### Input:
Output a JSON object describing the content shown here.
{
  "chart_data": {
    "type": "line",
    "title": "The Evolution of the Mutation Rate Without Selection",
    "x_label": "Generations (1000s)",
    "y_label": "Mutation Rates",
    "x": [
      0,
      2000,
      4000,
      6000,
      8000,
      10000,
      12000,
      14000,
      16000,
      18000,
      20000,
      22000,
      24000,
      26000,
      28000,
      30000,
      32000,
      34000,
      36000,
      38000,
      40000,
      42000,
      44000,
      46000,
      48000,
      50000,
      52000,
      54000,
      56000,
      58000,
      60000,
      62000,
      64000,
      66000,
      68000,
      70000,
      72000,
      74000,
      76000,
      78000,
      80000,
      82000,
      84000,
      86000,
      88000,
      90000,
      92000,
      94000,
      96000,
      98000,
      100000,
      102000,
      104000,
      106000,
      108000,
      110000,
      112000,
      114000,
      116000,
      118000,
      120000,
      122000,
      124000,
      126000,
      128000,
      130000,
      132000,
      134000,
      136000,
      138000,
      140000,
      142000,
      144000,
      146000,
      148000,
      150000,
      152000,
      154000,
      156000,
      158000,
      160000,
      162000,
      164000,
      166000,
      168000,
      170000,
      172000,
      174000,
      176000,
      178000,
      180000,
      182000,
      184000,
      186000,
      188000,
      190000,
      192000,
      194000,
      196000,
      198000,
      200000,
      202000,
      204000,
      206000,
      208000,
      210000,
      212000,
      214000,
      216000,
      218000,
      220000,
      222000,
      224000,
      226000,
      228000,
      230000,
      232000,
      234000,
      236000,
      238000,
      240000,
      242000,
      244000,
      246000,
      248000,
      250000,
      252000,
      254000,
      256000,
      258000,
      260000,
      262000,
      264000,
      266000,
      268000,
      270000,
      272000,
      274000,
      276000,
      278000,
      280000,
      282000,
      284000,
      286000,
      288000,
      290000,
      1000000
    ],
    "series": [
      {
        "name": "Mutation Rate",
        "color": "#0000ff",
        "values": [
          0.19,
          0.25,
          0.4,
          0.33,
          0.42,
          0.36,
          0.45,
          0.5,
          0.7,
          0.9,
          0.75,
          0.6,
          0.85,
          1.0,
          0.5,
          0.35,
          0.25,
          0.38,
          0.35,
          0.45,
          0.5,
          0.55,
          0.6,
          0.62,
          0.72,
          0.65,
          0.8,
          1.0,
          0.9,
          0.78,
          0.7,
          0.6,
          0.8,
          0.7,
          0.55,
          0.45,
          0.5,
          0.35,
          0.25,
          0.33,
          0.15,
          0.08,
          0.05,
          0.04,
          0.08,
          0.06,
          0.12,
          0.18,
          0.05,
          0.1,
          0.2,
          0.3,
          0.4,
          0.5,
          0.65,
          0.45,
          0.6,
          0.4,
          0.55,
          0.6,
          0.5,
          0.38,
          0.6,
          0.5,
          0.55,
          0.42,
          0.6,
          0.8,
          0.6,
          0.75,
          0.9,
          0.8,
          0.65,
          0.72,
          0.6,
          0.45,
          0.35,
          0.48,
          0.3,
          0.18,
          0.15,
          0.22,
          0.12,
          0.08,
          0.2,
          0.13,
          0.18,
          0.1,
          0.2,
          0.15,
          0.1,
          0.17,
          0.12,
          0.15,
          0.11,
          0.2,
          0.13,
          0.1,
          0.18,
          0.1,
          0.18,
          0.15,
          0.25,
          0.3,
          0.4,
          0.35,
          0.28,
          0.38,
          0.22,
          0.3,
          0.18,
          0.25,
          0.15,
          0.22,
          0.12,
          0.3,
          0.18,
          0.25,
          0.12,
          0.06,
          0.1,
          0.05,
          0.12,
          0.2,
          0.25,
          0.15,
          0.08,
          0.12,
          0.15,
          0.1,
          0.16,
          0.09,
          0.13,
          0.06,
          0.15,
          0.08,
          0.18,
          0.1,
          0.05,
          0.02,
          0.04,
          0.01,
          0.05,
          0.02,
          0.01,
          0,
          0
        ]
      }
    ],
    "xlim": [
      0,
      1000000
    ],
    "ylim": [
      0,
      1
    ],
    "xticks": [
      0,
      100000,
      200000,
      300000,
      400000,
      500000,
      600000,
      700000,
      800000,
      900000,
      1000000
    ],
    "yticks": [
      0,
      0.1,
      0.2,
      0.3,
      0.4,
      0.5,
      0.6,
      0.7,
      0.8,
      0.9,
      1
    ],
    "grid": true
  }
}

### Required task:
Scan the material above for the string "Mutation" and report each line where you find it.

### Output:
    "title": "The Evolution of the Mutation Rate Without Selection",
    "y_label": "Mutation Rates",
        "name": "Mutation Rate",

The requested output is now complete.